◆ EXERCISE MATERIALS:
◆ ◆ ◆ ◆ ◆ ◆ ◆
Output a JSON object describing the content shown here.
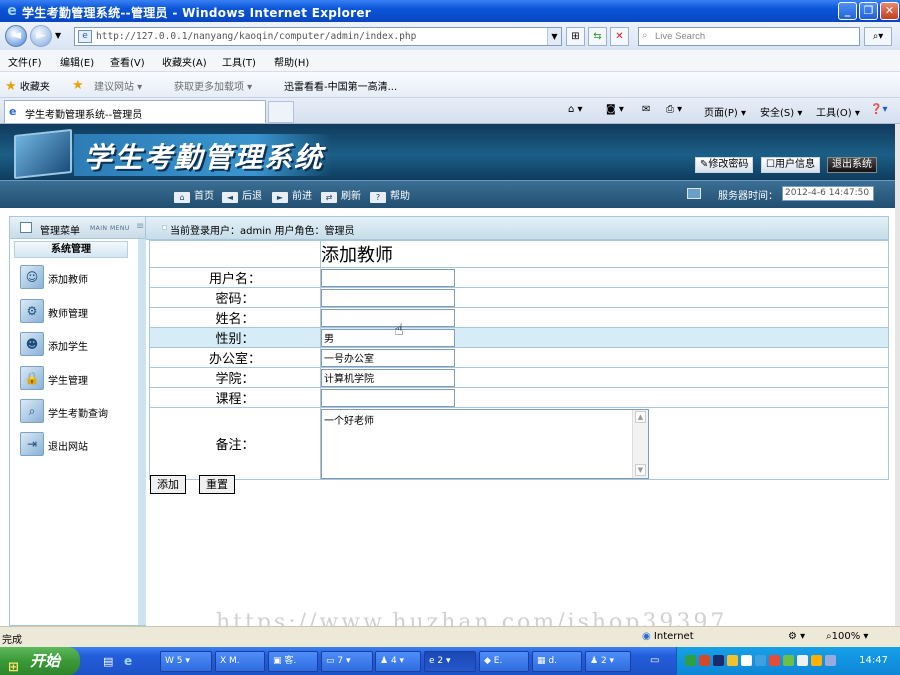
{
  "window": {
    "title": "学生考勤管理系统--管理员 - Windows Internet Explorer",
    "tab_title": "学生考勤管理系统--管理员"
  },
  "address": {
    "url": "http://127.0.0.1/nanyang/kaoqin/computer/admin/index.php",
    "search_placeholder": "Live Search"
  },
  "menu": [
    "文件(F)",
    "编辑(E)",
    "查看(V)",
    "收藏夹(A)",
    "工具(T)",
    "帮助(H)"
  ],
  "favorites": {
    "label": "收藏夹",
    "items": [
      "建议网站 ▾",
      "获取更多加载项 ▾",
      "迅雷看看-中国第一高清..."
    ]
  },
  "ie_tools": [
    "页面(P) ▾",
    "安全(S) ▾",
    "工具(O) ▾"
  ],
  "site": {
    "title": "学生考勤管理系统",
    "header_buttons": [
      "修改密码",
      "用户信息",
      "退出系统"
    ],
    "nav": [
      "首页",
      "后退",
      "前进",
      "刷新",
      "帮助"
    ],
    "server_time_label": "服务器时间：",
    "server_time": "2012-4-6 14:47:50"
  },
  "sidebar": {
    "title": "管理菜单",
    "subtitle": "MAIN MENU",
    "group": "系统管理",
    "items": [
      {
        "label": "添加教师",
        "icon": "person-add-icon"
      },
      {
        "label": "教师管理",
        "icon": "gear-icon"
      },
      {
        "label": "添加学生",
        "icon": "student-icon"
      },
      {
        "label": "学生管理",
        "icon": "lock-icon"
      },
      {
        "label": "学生考勤查询",
        "icon": "search-user-icon"
      },
      {
        "label": "退出网站",
        "icon": "exit-icon"
      }
    ]
  },
  "crumb": "当前登录用户：admin  用户角色：管理员",
  "form": {
    "heading": "添加教师",
    "fields": [
      {
        "label": "用户名：",
        "value": ""
      },
      {
        "label": "密码：",
        "value": ""
      },
      {
        "label": "姓名：",
        "value": ""
      },
      {
        "label": "性别：",
        "value": "男"
      },
      {
        "label": "办公室：",
        "value": "一号办公室"
      },
      {
        "label": "学院：",
        "value": "计算机学院"
      },
      {
        "label": "课程：",
        "value": ""
      }
    ],
    "remark_label": "备注：",
    "remark_value": "一个好老师",
    "submit": "添加",
    "reset": "重置"
  },
  "watermark": "https://www.huzhan.com/ishop39397",
  "statusbar": {
    "status": "完成",
    "zone": "Internet",
    "zoom": "100%"
  },
  "taskbar": {
    "start": "开始",
    "buttons": [
      "5",
      "M.",
      "客.",
      "7",
      "4",
      "2",
      "E.",
      "d.",
      "2"
    ],
    "clock": "14:47"
  }
}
◆ ◆ ◆ ◆ ◆ ◆ ◆
◆ THE EXERCISE: Images in the data above are to be skipped. Retype all other material exactly.

◆ TASK RESPONSE:
Output a JSON object describing the content shown here.
{
  "window": {
    "title": "学生考勤管理系统--管理员 - Windows Internet Explorer",
    "tab_title": "学生考勤管理系统--管理员"
  },
  "address": {
    "url": "http://127.0.0.1/nanyang/kaoqin/computer/admin/index.php",
    "search_placeholder": "Live Search"
  },
  "menu": [
    "文件(F)",
    "编辑(E)",
    "查看(V)",
    "收藏夹(A)",
    "工具(T)",
    "帮助(H)"
  ],
  "favorites": {
    "label": "收藏夹",
    "items": [
      "建议网站 ▾",
      "获取更多加载项 ▾",
      "迅雷看看-中国第一高清..."
    ]
  },
  "ie_tools": [
    "页面(P) ▾",
    "安全(S) ▾",
    "工具(O) ▾"
  ],
  "site": {
    "title": "学生考勤管理系统",
    "header_buttons": [
      "修改密码",
      "用户信息",
      "退出系统"
    ],
    "nav": [
      "首页",
      "后退",
      "前进",
      "刷新",
      "帮助"
    ],
    "server_time_label": "服务器时间：",
    "server_time": "2012-4-6 14:47:50"
  },
  "sidebar": {
    "title": "管理菜单",
    "subtitle": "MAIN MENU",
    "group": "系统管理",
    "items": [
      {
        "label": "添加教师",
        "icon": "person-add-icon"
      },
      {
        "label": "教师管理",
        "icon": "gear-icon"
      },
      {
        "label": "添加学生",
        "icon": "student-icon"
      },
      {
        "label": "学生管理",
        "icon": "lock-icon"
      },
      {
        "label": "学生考勤查询",
        "icon": "search-user-icon"
      },
      {
        "label": "退出网站",
        "icon": "exit-icon"
      }
    ]
  },
  "crumb": "当前登录用户：admin  用户角色：管理员",
  "form": {
    "heading": "添加教师",
    "fields": [
      {
        "label": "用户名：",
        "value": ""
      },
      {
        "label": "密码：",
        "value": ""
      },
      {
        "label": "姓名：",
        "value": ""
      },
      {
        "label": "性别：",
        "value": "男"
      },
      {
        "label": "办公室：",
        "value": "一号办公室"
      },
      {
        "label": "学院：",
        "value": "计算机学院"
      },
      {
        "label": "课程：",
        "value": ""
      }
    ],
    "remark_label": "备注：",
    "remark_value": "一个好老师",
    "submit": "添加",
    "reset": "重置"
  },
  "watermark": "https://www.huzhan.com/ishop39397",
  "statusbar": {
    "status": "完成",
    "zone": "Internet",
    "zoom": "100%"
  },
  "taskbar": {
    "start": "开始",
    "buttons": [
      "5",
      "M.",
      "客.",
      "7",
      "4",
      "2",
      "E.",
      "d.",
      "2"
    ],
    "clock": "14:47"
  }
}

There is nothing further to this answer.